- _What you have to do_: State how many lines include "icon", giving the number by itself.

- _The input_:
━━━━
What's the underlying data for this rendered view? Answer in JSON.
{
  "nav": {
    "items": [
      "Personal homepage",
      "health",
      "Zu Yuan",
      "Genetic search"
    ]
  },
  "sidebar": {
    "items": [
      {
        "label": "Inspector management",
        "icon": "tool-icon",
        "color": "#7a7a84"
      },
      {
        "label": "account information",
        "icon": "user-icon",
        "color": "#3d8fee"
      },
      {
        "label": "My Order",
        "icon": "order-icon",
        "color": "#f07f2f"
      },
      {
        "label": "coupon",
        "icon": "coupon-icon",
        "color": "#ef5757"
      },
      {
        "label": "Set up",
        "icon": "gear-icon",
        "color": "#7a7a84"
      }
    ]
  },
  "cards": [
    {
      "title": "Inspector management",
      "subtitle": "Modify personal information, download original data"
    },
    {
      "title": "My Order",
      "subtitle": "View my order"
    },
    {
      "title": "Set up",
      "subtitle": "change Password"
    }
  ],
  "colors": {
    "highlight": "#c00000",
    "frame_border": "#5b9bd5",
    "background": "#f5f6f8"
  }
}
━━━━
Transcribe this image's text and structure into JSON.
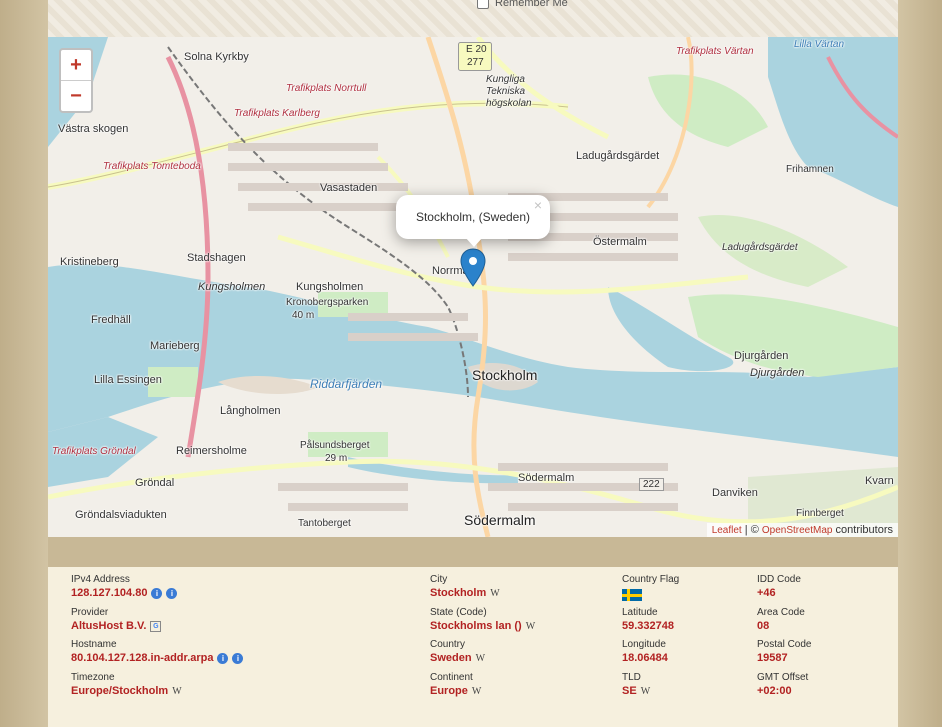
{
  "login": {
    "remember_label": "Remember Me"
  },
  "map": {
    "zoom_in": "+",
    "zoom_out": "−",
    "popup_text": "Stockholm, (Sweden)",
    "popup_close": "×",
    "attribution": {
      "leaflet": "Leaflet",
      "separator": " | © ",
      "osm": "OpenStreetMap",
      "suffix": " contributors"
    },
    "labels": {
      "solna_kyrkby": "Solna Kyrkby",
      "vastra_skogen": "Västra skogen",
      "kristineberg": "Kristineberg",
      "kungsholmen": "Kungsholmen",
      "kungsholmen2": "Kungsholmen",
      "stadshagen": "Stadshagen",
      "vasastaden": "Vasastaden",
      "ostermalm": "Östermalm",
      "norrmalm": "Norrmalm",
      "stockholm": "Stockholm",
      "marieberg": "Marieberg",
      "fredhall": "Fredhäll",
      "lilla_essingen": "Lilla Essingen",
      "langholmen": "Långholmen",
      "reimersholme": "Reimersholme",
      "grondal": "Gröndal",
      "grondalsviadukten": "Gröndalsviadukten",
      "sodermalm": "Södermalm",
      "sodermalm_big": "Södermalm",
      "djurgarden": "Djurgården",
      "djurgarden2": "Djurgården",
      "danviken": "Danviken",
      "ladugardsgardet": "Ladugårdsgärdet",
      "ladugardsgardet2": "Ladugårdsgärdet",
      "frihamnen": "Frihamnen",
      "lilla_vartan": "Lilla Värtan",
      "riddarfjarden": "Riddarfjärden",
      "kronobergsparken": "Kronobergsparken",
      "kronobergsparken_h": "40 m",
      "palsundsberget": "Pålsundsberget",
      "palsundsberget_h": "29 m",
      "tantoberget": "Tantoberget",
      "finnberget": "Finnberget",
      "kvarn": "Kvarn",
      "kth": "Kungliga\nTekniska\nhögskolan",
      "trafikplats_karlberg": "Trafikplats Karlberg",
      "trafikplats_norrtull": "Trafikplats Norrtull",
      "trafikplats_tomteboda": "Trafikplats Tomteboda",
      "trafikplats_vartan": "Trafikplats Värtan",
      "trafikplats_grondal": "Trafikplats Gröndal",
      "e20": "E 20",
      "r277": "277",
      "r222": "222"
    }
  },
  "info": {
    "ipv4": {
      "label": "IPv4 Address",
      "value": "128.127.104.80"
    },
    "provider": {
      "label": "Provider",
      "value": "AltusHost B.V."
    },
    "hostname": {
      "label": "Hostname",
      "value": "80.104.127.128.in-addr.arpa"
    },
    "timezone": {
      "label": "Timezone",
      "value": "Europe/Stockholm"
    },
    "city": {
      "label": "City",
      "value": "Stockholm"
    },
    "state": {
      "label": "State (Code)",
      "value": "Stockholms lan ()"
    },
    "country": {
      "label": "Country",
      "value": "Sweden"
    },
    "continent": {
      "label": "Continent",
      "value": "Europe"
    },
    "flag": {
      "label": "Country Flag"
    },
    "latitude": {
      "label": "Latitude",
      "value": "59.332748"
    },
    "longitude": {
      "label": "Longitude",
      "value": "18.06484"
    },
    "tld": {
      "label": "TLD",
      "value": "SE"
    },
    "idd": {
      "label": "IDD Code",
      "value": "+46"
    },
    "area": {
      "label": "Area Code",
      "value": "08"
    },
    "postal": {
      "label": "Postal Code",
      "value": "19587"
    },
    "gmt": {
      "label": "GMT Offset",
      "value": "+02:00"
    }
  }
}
━━━━
- _Solved exercise_: 5